= Task objective =
Please copy out every line of the records below word for word, keeping their order.
-- Start --
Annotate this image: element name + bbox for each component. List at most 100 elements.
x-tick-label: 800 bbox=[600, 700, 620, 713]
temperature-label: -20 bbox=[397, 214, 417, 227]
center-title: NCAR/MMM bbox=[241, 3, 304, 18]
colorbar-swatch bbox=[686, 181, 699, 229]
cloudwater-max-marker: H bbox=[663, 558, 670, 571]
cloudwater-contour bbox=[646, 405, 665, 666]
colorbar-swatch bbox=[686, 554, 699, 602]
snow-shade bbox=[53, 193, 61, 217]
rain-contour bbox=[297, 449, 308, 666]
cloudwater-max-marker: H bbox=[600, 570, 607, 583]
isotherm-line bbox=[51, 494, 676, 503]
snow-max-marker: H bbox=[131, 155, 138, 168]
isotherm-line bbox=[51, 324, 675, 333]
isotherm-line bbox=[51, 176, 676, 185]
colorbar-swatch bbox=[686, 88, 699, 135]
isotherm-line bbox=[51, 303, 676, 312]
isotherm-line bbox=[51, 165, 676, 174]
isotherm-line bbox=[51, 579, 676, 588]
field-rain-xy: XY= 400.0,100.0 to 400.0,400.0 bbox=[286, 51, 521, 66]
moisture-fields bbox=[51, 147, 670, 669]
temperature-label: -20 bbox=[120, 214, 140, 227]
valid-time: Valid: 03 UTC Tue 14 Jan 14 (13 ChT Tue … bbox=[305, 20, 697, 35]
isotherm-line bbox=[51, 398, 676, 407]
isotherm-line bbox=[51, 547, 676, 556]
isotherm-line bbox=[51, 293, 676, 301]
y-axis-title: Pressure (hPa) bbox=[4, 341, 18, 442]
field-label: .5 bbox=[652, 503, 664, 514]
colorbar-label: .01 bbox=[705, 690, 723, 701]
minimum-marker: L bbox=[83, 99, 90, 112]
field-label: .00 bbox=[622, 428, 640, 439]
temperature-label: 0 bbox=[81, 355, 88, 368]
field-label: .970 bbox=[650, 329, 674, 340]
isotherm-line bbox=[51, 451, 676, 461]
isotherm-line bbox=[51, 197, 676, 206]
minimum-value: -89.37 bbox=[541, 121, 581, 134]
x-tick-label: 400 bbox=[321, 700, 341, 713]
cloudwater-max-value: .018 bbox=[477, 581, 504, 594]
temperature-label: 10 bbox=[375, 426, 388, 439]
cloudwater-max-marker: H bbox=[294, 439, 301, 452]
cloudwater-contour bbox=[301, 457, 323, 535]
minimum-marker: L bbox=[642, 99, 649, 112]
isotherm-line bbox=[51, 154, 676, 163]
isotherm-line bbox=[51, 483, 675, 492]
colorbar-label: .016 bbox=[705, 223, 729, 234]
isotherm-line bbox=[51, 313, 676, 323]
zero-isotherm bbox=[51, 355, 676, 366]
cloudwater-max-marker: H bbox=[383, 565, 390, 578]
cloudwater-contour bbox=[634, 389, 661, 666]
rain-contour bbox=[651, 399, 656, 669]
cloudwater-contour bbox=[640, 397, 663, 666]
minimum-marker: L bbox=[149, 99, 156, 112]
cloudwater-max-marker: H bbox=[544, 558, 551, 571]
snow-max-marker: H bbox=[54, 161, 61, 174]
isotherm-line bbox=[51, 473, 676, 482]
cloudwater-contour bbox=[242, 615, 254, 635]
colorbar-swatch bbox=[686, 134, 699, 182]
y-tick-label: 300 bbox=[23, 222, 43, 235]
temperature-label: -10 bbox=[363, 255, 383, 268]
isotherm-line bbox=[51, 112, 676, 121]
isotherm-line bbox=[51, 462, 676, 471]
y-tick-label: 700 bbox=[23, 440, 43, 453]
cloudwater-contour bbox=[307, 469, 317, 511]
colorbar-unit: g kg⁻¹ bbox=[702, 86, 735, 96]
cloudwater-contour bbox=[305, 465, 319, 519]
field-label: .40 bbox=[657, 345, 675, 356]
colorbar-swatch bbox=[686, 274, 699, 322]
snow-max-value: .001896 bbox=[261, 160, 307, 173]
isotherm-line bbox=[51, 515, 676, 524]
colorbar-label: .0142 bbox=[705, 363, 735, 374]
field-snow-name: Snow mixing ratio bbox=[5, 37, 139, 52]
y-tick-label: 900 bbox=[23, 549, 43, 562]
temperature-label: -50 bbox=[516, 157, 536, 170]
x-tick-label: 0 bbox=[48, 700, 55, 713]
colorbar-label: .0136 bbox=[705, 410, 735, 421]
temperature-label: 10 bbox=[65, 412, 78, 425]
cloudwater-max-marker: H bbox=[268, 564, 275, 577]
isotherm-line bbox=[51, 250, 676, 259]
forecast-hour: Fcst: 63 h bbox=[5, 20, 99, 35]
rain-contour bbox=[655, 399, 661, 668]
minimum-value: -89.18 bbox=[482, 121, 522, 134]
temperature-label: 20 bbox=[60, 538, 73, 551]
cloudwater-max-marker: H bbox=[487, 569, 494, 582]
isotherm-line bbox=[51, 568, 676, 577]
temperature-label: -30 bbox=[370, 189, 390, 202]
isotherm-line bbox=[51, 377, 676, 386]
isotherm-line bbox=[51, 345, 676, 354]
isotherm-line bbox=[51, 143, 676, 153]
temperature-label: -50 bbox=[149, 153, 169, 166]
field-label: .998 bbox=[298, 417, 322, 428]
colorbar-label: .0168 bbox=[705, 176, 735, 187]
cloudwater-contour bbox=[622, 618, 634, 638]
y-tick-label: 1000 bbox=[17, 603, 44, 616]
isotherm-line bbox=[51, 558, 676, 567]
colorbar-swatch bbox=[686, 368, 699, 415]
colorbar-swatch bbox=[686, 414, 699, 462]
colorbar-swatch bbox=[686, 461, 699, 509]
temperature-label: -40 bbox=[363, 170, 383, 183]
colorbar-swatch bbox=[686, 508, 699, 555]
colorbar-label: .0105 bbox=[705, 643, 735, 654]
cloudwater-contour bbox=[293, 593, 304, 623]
-- End --
= Solution below =
Annotate this image: element name + bbox for each component. List at most 100 elements.
x-tick-label: 800 bbox=[600, 700, 620, 713]
temperature-label: -20 bbox=[397, 214, 417, 227]
center-title: NCAR/MMM bbox=[241, 3, 304, 18]
colorbar-swatch bbox=[686, 181, 699, 229]
cloudwater-max-marker: H bbox=[663, 558, 670, 571]
cloudwater-contour bbox=[646, 405, 665, 666]
colorbar-swatch bbox=[686, 554, 699, 602]
snow-shade bbox=[53, 193, 61, 217]
rain-contour bbox=[297, 449, 308, 666]
cloudwater-max-marker: H bbox=[600, 570, 607, 583]
isotherm-line bbox=[51, 494, 676, 503]
snow-max-marker: H bbox=[131, 155, 138, 168]
isotherm-line bbox=[51, 324, 675, 333]
isotherm-line bbox=[51, 176, 676, 185]
colorbar-swatch bbox=[686, 88, 699, 135]
isotherm-line bbox=[51, 303, 676, 312]
isotherm-line bbox=[51, 165, 676, 174]
isotherm-line bbox=[51, 579, 676, 588]
field-rain-xy: XY= 400.0,100.0 to 400.0,400.0 bbox=[286, 51, 521, 66]
moisture-fields bbox=[51, 147, 670, 669]
temperature-label: -20 bbox=[120, 214, 140, 227]
valid-time: Valid: 03 UTC Tue 14 Jan 14 (13 ChT Tue … bbox=[305, 20, 697, 35]
isotherm-line bbox=[51, 398, 676, 407]
isotherm-line bbox=[51, 547, 676, 556]
isotherm-line bbox=[51, 293, 676, 301]
y-axis-title: Pressure (hPa) bbox=[4, 341, 18, 442]
field-label: .5 bbox=[652, 503, 664, 514]
colorbar-label: .01 bbox=[705, 690, 723, 701]
minimum-marker: L bbox=[83, 99, 90, 112]
field-label: .00 bbox=[622, 428, 640, 439]
temperature-label: 0 bbox=[81, 355, 88, 368]
field-label: .970 bbox=[650, 329, 674, 340]
isotherm-line bbox=[51, 451, 676, 461]
isotherm-line bbox=[51, 197, 676, 206]
minimum-value: -89.37 bbox=[541, 121, 581, 134]
x-tick-label: 400 bbox=[321, 700, 341, 713]
cloudwater-max-value: .018 bbox=[477, 581, 504, 594]
temperature-label: 10 bbox=[375, 426, 388, 439]
cloudwater-max-marker: H bbox=[294, 439, 301, 452]
cloudwater-contour bbox=[301, 457, 323, 535]
minimum-marker: L bbox=[642, 99, 649, 112]
isotherm-line bbox=[51, 154, 676, 163]
isotherm-line bbox=[51, 483, 675, 492]
colorbar-label: .016 bbox=[705, 223, 729, 234]
isotherm-line bbox=[51, 313, 676, 323]
zero-isotherm bbox=[51, 355, 676, 366]
cloudwater-max-marker: H bbox=[383, 565, 390, 578]
cloudwater-contour bbox=[634, 389, 661, 666]
rain-contour bbox=[651, 399, 656, 669]
cloudwater-contour bbox=[640, 397, 663, 666]
minimum-marker: L bbox=[149, 99, 156, 112]
cloudwater-max-marker: H bbox=[544, 558, 551, 571]
snow-max-marker: H bbox=[54, 161, 61, 174]
isotherm-line bbox=[51, 473, 676, 482]
cloudwater-contour bbox=[242, 615, 254, 635]
colorbar-swatch bbox=[686, 134, 699, 182]
y-tick-label: 300 bbox=[23, 222, 43, 235]
temperature-label: -10 bbox=[363, 255, 383, 268]
isotherm-line bbox=[51, 112, 676, 121]
isotherm-line bbox=[51, 462, 676, 471]
y-tick-label: 700 bbox=[23, 440, 43, 453]
cloudwater-contour bbox=[307, 469, 317, 511]
colorbar-unit: g kg⁻¹ bbox=[702, 86, 735, 96]
cloudwater-contour bbox=[305, 465, 319, 519]
field-label: .40 bbox=[657, 345, 675, 356]
colorbar-swatch bbox=[686, 274, 699, 322]
snow-max-value: .001896 bbox=[261, 160, 307, 173]
isotherm-line bbox=[51, 515, 676, 524]
colorbar-label: .0142 bbox=[705, 363, 735, 374]
field-snow-name: Snow mixing ratio bbox=[5, 37, 139, 52]
y-tick-label: 900 bbox=[23, 549, 43, 562]
temperature-label: -50 bbox=[516, 157, 536, 170]
x-tick-label: 0 bbox=[48, 700, 55, 713]
colorbar-label: .0136 bbox=[705, 410, 735, 421]
temperature-label: 10 bbox=[65, 412, 78, 425]
cloudwater-max-marker: H bbox=[268, 564, 275, 577]
isotherm-line bbox=[51, 250, 676, 259]
forecast-hour: Fcst: 63 h bbox=[5, 20, 99, 35]
rain-contour bbox=[655, 399, 661, 668]
minimum-value: -89.18 bbox=[482, 121, 522, 134]
temperature-label: 20 bbox=[60, 538, 73, 551]
cloudwater-max-marker: H bbox=[487, 569, 494, 582]
isotherm-line bbox=[51, 568, 676, 577]
temperature-label: -30 bbox=[370, 189, 390, 202]
isotherm-line bbox=[51, 377, 676, 386]
isotherm-line bbox=[51, 345, 676, 354]
isotherm-line bbox=[51, 143, 676, 153]
temperature-label: -50 bbox=[149, 153, 169, 166]
field-label: .998 bbox=[298, 417, 322, 428]
colorbar-label: .0168 bbox=[705, 176, 735, 187]
cloudwater-contour bbox=[622, 618, 634, 638]
y-tick-label: 1000 bbox=[17, 603, 44, 616]
isotherm-line bbox=[51, 558, 676, 567]
colorbar-swatch bbox=[686, 368, 699, 415]
colorbar-swatch bbox=[686, 414, 699, 462]
colorbar-swatch bbox=[686, 461, 699, 509]
temperature-label: -40 bbox=[363, 170, 383, 183]
colorbar-swatch bbox=[686, 508, 699, 555]
colorbar-label: .0105 bbox=[705, 643, 735, 654]
cloudwater-contour bbox=[293, 593, 304, 623]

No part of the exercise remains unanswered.